### DATASET ROWS:
-- start --

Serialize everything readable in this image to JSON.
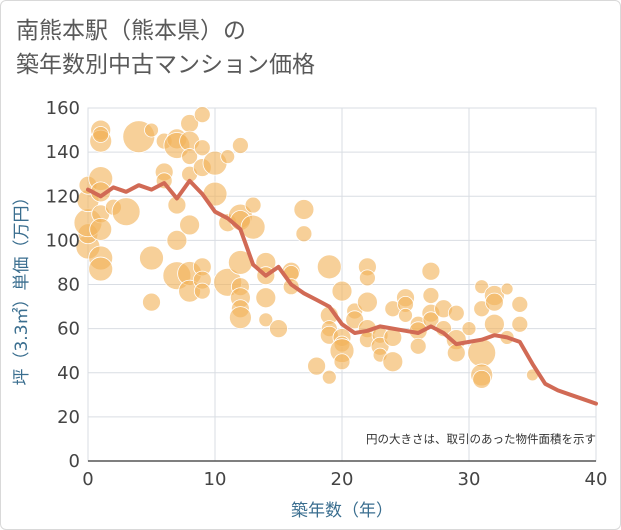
{
  "title": {
    "line1": "南熊本駅（熊本県）の",
    "line2": "築年数別中古マンション価格"
  },
  "colors": {
    "bubble": "#f2b35b",
    "line": "#d16a55",
    "grid": "#d9dde3",
    "axis_title": "#3a6e8f"
  },
  "chart_data": {
    "type": "scatter",
    "xlabel": "築年数（年）",
    "ylabel": "坪（3.3㎡）単価（万円）",
    "xlim": [
      0,
      40
    ],
    "ylim": [
      0,
      160
    ],
    "xticks": [
      "0",
      "10",
      "20",
      "30",
      "40"
    ],
    "yticks": [
      "0",
      "20",
      "40",
      "60",
      "80",
      "100",
      "120",
      "140",
      "160"
    ],
    "note": "円の大きさは、取引のあった物件面積を示す",
    "grid": true,
    "points": [
      [
        0,
        97,
        12
      ],
      [
        0,
        103,
        10
      ],
      [
        0,
        108,
        14
      ],
      [
        0,
        118,
        11
      ],
      [
        0,
        125,
        9
      ],
      [
        1,
        150,
        10
      ],
      [
        1,
        145,
        11
      ],
      [
        1,
        148,
        8
      ],
      [
        1,
        128,
        12
      ],
      [
        1,
        122,
        10
      ],
      [
        1,
        112,
        9
      ],
      [
        1,
        105,
        11
      ],
      [
        1,
        92,
        12
      ],
      [
        1,
        87,
        12
      ],
      [
        2,
        115,
        8
      ],
      [
        3,
        113,
        14
      ],
      [
        4,
        147,
        16
      ],
      [
        5,
        150,
        7
      ],
      [
        5,
        92,
        12
      ],
      [
        5,
        72,
        9
      ],
      [
        6,
        145,
        8
      ],
      [
        6,
        131,
        9
      ],
      [
        6,
        127,
        8
      ],
      [
        7,
        146,
        10
      ],
      [
        7,
        143,
        13
      ],
      [
        7,
        116,
        9
      ],
      [
        7,
        100,
        10
      ],
      [
        7,
        84,
        14
      ],
      [
        8,
        153,
        9
      ],
      [
        8,
        145,
        10
      ],
      [
        8,
        138,
        8
      ],
      [
        8,
        130,
        8
      ],
      [
        8,
        107,
        10
      ],
      [
        8,
        85,
        12
      ],
      [
        8,
        77,
        11
      ],
      [
        9,
        157,
        8
      ],
      [
        9,
        142,
        8
      ],
      [
        9,
        133,
        9
      ],
      [
        9,
        88,
        9
      ],
      [
        9,
        82,
        9
      ],
      [
        9,
        77,
        8
      ],
      [
        10,
        135,
        12
      ],
      [
        10,
        121,
        12
      ],
      [
        11,
        138,
        7
      ],
      [
        11,
        108,
        9
      ],
      [
        11,
        81,
        14
      ],
      [
        12,
        143,
        8
      ],
      [
        12,
        111,
        12
      ],
      [
        12,
        109,
        10
      ],
      [
        12,
        90,
        12
      ],
      [
        12,
        79,
        9
      ],
      [
        12,
        74,
        10
      ],
      [
        12,
        69,
        9
      ],
      [
        12,
        65,
        11
      ],
      [
        13,
        116,
        8
      ],
      [
        13,
        106,
        12
      ],
      [
        14,
        90,
        10
      ],
      [
        14,
        84,
        9
      ],
      [
        14,
        74,
        10
      ],
      [
        14,
        64,
        7
      ],
      [
        15,
        60,
        9
      ],
      [
        16,
        86,
        9
      ],
      [
        16,
        85,
        8
      ],
      [
        16,
        79,
        8
      ],
      [
        17,
        114,
        10
      ],
      [
        17,
        103,
        8
      ],
      [
        18,
        43,
        9
      ],
      [
        19,
        88,
        12
      ],
      [
        19,
        66,
        9
      ],
      [
        19,
        60,
        8
      ],
      [
        19,
        57,
        9
      ],
      [
        19,
        38,
        7
      ],
      [
        20,
        77,
        10
      ],
      [
        20,
        56,
        9
      ],
      [
        20,
        53,
        8
      ],
      [
        20,
        50,
        12
      ],
      [
        20,
        45,
        8
      ],
      [
        21,
        68,
        8
      ],
      [
        21,
        64,
        9
      ],
      [
        22,
        88,
        9
      ],
      [
        22,
        83,
        8
      ],
      [
        22,
        72,
        10
      ],
      [
        22,
        60,
        9
      ],
      [
        22,
        55,
        8
      ],
      [
        23,
        57,
        8
      ],
      [
        23,
        52,
        9
      ],
      [
        23,
        48,
        7
      ],
      [
        24,
        69,
        8
      ],
      [
        24,
        56,
        9
      ],
      [
        24,
        45,
        10
      ],
      [
        25,
        74,
        9
      ],
      [
        25,
        71,
        8
      ],
      [
        25,
        66,
        7
      ],
      [
        26,
        62,
        8
      ],
      [
        26,
        59,
        9
      ],
      [
        26,
        52,
        8
      ],
      [
        27,
        86,
        9
      ],
      [
        27,
        75,
        8
      ],
      [
        27,
        67,
        9
      ],
      [
        27,
        64,
        8
      ],
      [
        28,
        69,
        9
      ],
      [
        28,
        60,
        8
      ],
      [
        29,
        55,
        10
      ],
      [
        29,
        49,
        9
      ],
      [
        29,
        67,
        8
      ],
      [
        30,
        60,
        7
      ],
      [
        31,
        79,
        7
      ],
      [
        31,
        69,
        8
      ],
      [
        31,
        49,
        14
      ],
      [
        31,
        39,
        11
      ],
      [
        31,
        37,
        9
      ],
      [
        32,
        75,
        10
      ],
      [
        32,
        72,
        9
      ],
      [
        32,
        62,
        10
      ],
      [
        33,
        78,
        6
      ],
      [
        33,
        56,
        7
      ],
      [
        34,
        71,
        8
      ],
      [
        34,
        62,
        8
      ],
      [
        35,
        39,
        6
      ]
    ],
    "series": [
      {
        "x": [
          0,
          1,
          2,
          3,
          4,
          5,
          6,
          7,
          8,
          9,
          10,
          11,
          12,
          13,
          14,
          15,
          16,
          17,
          18,
          19,
          20,
          21,
          22,
          23,
          24,
          25,
          26,
          27,
          28,
          29,
          30,
          31,
          32,
          33,
          34,
          35,
          36,
          37,
          38,
          39,
          40
        ],
        "values": [
          123,
          120,
          124,
          122,
          125,
          123,
          126,
          119,
          127,
          121,
          113,
          110,
          105,
          89,
          84,
          88,
          80,
          76,
          73,
          70,
          62,
          58,
          59,
          61,
          60,
          59,
          58,
          61,
          58,
          53,
          54,
          55,
          57,
          56,
          54,
          44,
          35,
          32,
          30,
          28,
          26
        ]
      }
    ]
  }
}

-- end --

### YOUR TASK:
All of the records need repeating exactly, except for the pictures.

### RESPONSE TO THE TASK:
Serialize everything readable in this image to JSON.
{
  "title": {
    "line1": "南熊本駅（熊本県）の",
    "line2": "築年数別中古マンション価格"
  },
  "colors": {
    "bubble": "#f2b35b",
    "line": "#d16a55",
    "grid": "#d9dde3",
    "axis_title": "#3a6e8f"
  },
  "chart_data": {
    "type": "scatter",
    "xlabel": "築年数（年）",
    "ylabel": "坪（3.3㎡）単価（万円）",
    "xlim": [
      0,
      40
    ],
    "ylim": [
      0,
      160
    ],
    "xticks": [
      "0",
      "10",
      "20",
      "30",
      "40"
    ],
    "yticks": [
      "0",
      "20",
      "40",
      "60",
      "80",
      "100",
      "120",
      "140",
      "160"
    ],
    "note": "円の大きさは、取引のあった物件面積を示す",
    "grid": true,
    "points": [
      [
        0,
        97,
        12
      ],
      [
        0,
        103,
        10
      ],
      [
        0,
        108,
        14
      ],
      [
        0,
        118,
        11
      ],
      [
        0,
        125,
        9
      ],
      [
        1,
        150,
        10
      ],
      [
        1,
        145,
        11
      ],
      [
        1,
        148,
        8
      ],
      [
        1,
        128,
        12
      ],
      [
        1,
        122,
        10
      ],
      [
        1,
        112,
        9
      ],
      [
        1,
        105,
        11
      ],
      [
        1,
        92,
        12
      ],
      [
        1,
        87,
        12
      ],
      [
        2,
        115,
        8
      ],
      [
        3,
        113,
        14
      ],
      [
        4,
        147,
        16
      ],
      [
        5,
        150,
        7
      ],
      [
        5,
        92,
        12
      ],
      [
        5,
        72,
        9
      ],
      [
        6,
        145,
        8
      ],
      [
        6,
        131,
        9
      ],
      [
        6,
        127,
        8
      ],
      [
        7,
        146,
        10
      ],
      [
        7,
        143,
        13
      ],
      [
        7,
        116,
        9
      ],
      [
        7,
        100,
        10
      ],
      [
        7,
        84,
        14
      ],
      [
        8,
        153,
        9
      ],
      [
        8,
        145,
        10
      ],
      [
        8,
        138,
        8
      ],
      [
        8,
        130,
        8
      ],
      [
        8,
        107,
        10
      ],
      [
        8,
        85,
        12
      ],
      [
        8,
        77,
        11
      ],
      [
        9,
        157,
        8
      ],
      [
        9,
        142,
        8
      ],
      [
        9,
        133,
        9
      ],
      [
        9,
        88,
        9
      ],
      [
        9,
        82,
        9
      ],
      [
        9,
        77,
        8
      ],
      [
        10,
        135,
        12
      ],
      [
        10,
        121,
        12
      ],
      [
        11,
        138,
        7
      ],
      [
        11,
        108,
        9
      ],
      [
        11,
        81,
        14
      ],
      [
        12,
        143,
        8
      ],
      [
        12,
        111,
        12
      ],
      [
        12,
        109,
        10
      ],
      [
        12,
        90,
        12
      ],
      [
        12,
        79,
        9
      ],
      [
        12,
        74,
        10
      ],
      [
        12,
        69,
        9
      ],
      [
        12,
        65,
        11
      ],
      [
        13,
        116,
        8
      ],
      [
        13,
        106,
        12
      ],
      [
        14,
        90,
        10
      ],
      [
        14,
        84,
        9
      ],
      [
        14,
        74,
        10
      ],
      [
        14,
        64,
        7
      ],
      [
        15,
        60,
        9
      ],
      [
        16,
        86,
        9
      ],
      [
        16,
        85,
        8
      ],
      [
        16,
        79,
        8
      ],
      [
        17,
        114,
        10
      ],
      [
        17,
        103,
        8
      ],
      [
        18,
        43,
        9
      ],
      [
        19,
        88,
        12
      ],
      [
        19,
        66,
        9
      ],
      [
        19,
        60,
        8
      ],
      [
        19,
        57,
        9
      ],
      [
        19,
        38,
        7
      ],
      [
        20,
        77,
        10
      ],
      [
        20,
        56,
        9
      ],
      [
        20,
        53,
        8
      ],
      [
        20,
        50,
        12
      ],
      [
        20,
        45,
        8
      ],
      [
        21,
        68,
        8
      ],
      [
        21,
        64,
        9
      ],
      [
        22,
        88,
        9
      ],
      [
        22,
        83,
        8
      ],
      [
        22,
        72,
        10
      ],
      [
        22,
        60,
        9
      ],
      [
        22,
        55,
        8
      ],
      [
        23,
        57,
        8
      ],
      [
        23,
        52,
        9
      ],
      [
        23,
        48,
        7
      ],
      [
        24,
        69,
        8
      ],
      [
        24,
        56,
        9
      ],
      [
        24,
        45,
        10
      ],
      [
        25,
        74,
        9
      ],
      [
        25,
        71,
        8
      ],
      [
        25,
        66,
        7
      ],
      [
        26,
        62,
        8
      ],
      [
        26,
        59,
        9
      ],
      [
        26,
        52,
        8
      ],
      [
        27,
        86,
        9
      ],
      [
        27,
        75,
        8
      ],
      [
        27,
        67,
        9
      ],
      [
        27,
        64,
        8
      ],
      [
        28,
        69,
        9
      ],
      [
        28,
        60,
        8
      ],
      [
        29,
        55,
        10
      ],
      [
        29,
        49,
        9
      ],
      [
        29,
        67,
        8
      ],
      [
        30,
        60,
        7
      ],
      [
        31,
        79,
        7
      ],
      [
        31,
        69,
        8
      ],
      [
        31,
        49,
        14
      ],
      [
        31,
        39,
        11
      ],
      [
        31,
        37,
        9
      ],
      [
        32,
        75,
        10
      ],
      [
        32,
        72,
        9
      ],
      [
        32,
        62,
        10
      ],
      [
        33,
        78,
        6
      ],
      [
        33,
        56,
        7
      ],
      [
        34,
        71,
        8
      ],
      [
        34,
        62,
        8
      ],
      [
        35,
        39,
        6
      ]
    ],
    "series": [
      {
        "x": [
          0,
          1,
          2,
          3,
          4,
          5,
          6,
          7,
          8,
          9,
          10,
          11,
          12,
          13,
          14,
          15,
          16,
          17,
          18,
          19,
          20,
          21,
          22,
          23,
          24,
          25,
          26,
          27,
          28,
          29,
          30,
          31,
          32,
          33,
          34,
          35,
          36,
          37,
          38,
          39,
          40
        ],
        "values": [
          123,
          120,
          124,
          122,
          125,
          123,
          126,
          119,
          127,
          121,
          113,
          110,
          105,
          89,
          84,
          88,
          80,
          76,
          73,
          70,
          62,
          58,
          59,
          61,
          60,
          59,
          58,
          61,
          58,
          53,
          54,
          55,
          57,
          56,
          54,
          44,
          35,
          32,
          30,
          28,
          26
        ]
      }
    ]
  }
}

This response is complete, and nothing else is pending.